--- start of MATERIAL PROVIDED ---

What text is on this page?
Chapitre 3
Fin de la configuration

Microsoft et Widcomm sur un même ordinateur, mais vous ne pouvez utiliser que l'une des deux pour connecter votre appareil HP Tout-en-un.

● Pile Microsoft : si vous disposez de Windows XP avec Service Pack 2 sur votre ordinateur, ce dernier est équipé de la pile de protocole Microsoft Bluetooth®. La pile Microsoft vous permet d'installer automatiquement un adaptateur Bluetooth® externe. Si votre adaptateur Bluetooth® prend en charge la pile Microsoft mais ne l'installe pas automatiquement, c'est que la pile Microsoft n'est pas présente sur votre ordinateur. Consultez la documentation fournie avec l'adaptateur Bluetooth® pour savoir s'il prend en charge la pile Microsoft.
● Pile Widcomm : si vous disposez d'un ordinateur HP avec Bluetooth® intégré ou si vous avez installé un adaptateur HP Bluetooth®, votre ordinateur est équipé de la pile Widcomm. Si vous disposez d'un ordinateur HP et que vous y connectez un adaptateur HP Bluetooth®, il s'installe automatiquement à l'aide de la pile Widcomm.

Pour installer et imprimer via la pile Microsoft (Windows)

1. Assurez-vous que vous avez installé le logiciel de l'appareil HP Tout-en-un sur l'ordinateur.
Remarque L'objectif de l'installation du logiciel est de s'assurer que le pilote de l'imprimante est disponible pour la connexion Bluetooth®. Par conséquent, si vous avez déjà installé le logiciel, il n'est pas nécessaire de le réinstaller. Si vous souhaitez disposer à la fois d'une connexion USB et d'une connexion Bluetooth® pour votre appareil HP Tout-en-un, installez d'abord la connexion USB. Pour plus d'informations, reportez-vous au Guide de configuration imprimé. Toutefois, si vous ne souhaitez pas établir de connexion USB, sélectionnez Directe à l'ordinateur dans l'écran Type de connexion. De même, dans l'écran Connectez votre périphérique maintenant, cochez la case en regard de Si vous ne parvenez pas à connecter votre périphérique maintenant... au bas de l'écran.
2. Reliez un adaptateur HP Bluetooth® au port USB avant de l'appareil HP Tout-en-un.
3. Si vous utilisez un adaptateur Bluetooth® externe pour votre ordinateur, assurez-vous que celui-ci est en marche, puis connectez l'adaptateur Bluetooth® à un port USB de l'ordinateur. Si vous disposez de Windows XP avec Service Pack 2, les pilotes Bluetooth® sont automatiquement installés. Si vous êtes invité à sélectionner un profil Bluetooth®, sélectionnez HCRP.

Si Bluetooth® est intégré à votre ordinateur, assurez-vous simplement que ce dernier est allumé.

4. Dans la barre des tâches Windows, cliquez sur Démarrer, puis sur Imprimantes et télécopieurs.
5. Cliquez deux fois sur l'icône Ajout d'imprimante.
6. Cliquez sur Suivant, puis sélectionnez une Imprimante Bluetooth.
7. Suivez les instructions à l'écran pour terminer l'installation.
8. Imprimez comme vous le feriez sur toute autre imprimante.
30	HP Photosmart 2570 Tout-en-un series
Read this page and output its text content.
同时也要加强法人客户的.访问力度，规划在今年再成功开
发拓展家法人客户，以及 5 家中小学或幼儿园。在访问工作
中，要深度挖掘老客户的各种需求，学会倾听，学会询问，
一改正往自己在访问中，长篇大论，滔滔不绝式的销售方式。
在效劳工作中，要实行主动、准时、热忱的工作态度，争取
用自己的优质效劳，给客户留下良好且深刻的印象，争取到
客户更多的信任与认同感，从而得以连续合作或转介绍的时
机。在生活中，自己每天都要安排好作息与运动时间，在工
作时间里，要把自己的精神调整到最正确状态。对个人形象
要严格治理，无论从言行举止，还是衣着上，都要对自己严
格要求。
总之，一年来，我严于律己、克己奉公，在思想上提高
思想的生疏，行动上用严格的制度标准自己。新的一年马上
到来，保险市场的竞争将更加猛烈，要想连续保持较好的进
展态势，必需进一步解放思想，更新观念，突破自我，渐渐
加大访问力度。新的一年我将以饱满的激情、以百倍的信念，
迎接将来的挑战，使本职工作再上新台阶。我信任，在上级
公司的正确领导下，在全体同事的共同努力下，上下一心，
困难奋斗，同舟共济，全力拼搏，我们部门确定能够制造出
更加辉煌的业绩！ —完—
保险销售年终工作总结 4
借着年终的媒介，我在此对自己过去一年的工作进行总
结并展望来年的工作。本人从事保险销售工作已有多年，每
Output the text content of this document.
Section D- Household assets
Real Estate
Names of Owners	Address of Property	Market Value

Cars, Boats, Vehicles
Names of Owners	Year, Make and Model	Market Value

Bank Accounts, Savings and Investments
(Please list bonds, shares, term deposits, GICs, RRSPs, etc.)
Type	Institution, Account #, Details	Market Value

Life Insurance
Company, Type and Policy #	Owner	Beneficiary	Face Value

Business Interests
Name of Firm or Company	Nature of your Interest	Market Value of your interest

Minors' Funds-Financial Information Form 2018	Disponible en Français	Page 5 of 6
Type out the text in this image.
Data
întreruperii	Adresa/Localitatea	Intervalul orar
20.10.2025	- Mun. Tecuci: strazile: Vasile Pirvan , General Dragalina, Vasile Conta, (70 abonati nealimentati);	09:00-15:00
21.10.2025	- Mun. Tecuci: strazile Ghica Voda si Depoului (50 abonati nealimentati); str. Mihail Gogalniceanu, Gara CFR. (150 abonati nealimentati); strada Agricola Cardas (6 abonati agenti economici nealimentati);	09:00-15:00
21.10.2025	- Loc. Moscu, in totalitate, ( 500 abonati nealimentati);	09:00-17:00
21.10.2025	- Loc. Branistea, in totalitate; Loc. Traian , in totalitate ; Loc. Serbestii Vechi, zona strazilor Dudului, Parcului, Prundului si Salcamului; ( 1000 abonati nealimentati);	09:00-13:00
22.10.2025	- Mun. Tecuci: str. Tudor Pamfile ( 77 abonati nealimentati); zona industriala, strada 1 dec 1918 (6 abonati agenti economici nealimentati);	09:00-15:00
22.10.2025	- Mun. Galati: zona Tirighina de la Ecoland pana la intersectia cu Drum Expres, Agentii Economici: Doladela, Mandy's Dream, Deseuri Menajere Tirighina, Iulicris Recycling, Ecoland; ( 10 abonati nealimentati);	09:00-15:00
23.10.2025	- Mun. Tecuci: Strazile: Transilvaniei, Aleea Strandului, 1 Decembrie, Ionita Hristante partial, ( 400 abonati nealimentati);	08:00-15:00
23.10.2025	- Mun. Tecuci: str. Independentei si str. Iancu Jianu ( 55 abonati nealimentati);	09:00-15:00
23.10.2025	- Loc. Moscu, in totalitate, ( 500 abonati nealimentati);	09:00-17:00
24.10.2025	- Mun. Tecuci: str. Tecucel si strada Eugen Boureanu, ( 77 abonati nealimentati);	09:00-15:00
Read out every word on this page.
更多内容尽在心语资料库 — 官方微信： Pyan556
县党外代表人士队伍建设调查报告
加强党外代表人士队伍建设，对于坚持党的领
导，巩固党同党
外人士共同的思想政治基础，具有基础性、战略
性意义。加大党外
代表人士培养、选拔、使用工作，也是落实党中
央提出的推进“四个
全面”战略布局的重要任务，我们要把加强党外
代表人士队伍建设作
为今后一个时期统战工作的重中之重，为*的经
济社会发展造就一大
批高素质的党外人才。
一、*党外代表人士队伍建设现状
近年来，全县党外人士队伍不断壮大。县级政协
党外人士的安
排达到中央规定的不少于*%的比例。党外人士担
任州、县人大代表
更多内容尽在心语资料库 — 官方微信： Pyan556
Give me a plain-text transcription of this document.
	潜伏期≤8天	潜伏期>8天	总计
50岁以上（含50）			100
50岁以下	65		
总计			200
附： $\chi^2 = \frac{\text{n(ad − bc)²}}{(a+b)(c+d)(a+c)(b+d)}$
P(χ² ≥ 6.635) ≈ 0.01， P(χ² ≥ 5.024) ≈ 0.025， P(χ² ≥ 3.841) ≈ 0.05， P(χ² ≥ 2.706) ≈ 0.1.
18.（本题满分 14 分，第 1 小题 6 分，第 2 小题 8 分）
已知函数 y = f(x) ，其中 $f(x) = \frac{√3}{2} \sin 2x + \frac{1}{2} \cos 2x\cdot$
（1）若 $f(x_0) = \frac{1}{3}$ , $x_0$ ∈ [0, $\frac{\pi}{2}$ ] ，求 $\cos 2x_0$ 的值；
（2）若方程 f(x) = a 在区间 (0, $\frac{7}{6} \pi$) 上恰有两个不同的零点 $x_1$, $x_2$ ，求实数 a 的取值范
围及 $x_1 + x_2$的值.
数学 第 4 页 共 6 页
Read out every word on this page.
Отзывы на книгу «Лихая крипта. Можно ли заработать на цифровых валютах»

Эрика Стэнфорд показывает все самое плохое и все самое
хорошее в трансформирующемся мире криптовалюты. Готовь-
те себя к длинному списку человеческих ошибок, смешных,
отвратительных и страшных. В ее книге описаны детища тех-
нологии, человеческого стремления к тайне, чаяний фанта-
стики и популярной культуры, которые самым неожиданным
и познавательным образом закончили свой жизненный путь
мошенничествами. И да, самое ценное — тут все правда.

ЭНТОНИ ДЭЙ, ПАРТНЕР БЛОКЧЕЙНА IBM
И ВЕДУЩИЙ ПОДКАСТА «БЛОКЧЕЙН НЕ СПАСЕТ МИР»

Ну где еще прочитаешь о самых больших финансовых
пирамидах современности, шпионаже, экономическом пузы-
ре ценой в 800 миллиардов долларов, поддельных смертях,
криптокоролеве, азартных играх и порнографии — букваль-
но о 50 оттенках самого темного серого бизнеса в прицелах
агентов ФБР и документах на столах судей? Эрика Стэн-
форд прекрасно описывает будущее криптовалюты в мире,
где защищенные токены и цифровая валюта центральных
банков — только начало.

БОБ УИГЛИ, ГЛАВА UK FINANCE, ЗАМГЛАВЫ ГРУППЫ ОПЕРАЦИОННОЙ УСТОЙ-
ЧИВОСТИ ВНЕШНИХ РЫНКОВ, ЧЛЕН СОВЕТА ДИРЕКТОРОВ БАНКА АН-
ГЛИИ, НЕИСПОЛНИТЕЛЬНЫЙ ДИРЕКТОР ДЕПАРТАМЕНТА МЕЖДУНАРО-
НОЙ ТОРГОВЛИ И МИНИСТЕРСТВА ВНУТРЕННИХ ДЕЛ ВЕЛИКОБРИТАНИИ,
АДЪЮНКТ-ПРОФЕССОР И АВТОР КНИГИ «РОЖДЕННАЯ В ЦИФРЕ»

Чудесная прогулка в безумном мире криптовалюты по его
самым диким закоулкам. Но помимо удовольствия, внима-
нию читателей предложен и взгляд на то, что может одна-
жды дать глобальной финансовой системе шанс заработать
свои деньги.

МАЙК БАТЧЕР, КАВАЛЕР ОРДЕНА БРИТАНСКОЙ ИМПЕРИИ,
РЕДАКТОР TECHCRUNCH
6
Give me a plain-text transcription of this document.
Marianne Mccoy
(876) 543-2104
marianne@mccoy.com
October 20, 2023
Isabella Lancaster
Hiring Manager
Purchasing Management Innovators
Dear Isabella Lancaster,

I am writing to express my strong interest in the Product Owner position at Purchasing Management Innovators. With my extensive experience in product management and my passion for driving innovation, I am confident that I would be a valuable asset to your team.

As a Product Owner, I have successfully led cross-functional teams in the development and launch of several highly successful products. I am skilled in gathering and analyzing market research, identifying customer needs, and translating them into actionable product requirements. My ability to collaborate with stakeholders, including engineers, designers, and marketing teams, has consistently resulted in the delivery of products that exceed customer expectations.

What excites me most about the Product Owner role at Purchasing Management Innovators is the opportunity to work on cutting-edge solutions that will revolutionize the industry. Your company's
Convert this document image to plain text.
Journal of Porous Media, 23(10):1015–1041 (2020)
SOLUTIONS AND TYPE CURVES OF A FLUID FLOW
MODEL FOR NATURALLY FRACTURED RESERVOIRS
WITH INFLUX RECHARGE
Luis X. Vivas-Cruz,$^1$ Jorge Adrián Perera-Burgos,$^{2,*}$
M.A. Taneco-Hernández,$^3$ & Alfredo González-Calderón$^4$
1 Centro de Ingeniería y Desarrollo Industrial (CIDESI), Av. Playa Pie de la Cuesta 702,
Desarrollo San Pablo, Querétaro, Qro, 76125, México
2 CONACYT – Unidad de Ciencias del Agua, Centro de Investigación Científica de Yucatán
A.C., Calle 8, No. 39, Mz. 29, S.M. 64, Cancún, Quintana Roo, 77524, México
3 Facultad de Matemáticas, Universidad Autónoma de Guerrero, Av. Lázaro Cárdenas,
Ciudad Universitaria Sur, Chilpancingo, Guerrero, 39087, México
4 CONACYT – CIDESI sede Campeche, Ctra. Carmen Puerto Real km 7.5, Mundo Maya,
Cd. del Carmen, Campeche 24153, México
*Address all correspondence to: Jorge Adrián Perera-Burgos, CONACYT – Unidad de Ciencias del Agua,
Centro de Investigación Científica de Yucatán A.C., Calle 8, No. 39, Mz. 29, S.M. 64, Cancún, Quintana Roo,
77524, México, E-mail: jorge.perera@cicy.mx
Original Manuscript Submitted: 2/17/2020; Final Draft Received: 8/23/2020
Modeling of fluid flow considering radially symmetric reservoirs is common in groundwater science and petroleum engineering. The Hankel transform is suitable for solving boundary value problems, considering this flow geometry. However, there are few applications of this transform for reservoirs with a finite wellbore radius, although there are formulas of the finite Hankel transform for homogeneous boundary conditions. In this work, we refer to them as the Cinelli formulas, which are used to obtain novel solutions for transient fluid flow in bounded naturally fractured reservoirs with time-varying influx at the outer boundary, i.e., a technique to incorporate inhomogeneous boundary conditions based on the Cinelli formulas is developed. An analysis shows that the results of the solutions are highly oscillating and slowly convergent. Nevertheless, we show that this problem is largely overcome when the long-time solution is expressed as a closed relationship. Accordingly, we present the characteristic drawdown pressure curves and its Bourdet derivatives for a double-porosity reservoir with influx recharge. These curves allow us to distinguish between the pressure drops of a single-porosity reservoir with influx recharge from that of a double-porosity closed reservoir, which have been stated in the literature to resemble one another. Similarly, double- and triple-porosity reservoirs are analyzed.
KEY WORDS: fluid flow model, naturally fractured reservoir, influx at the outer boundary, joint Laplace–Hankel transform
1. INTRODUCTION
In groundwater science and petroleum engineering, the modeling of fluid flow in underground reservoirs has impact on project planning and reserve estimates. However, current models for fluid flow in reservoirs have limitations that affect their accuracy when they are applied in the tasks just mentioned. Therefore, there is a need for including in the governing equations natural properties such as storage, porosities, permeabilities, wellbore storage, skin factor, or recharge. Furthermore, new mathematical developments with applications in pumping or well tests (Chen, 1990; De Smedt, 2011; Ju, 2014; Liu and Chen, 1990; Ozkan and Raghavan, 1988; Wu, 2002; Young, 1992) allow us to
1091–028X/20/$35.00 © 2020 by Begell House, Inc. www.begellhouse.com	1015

--- end of MATERIAL PROVIDED ---

# WHAT THE TASK REQUIRES
From the listing above, copy every line that holds the string "Científica".

# SOLUTION TO THIS TASK
2 CONACYT – Unidad de Ciencias del Agua, Centro de Investigación Científica de Yucatán
Centro de Investigación Científica de Yucatán A.C., Calle 8, No. 39, Mz. 29, S.M. 64, Cancún, Quintana Roo,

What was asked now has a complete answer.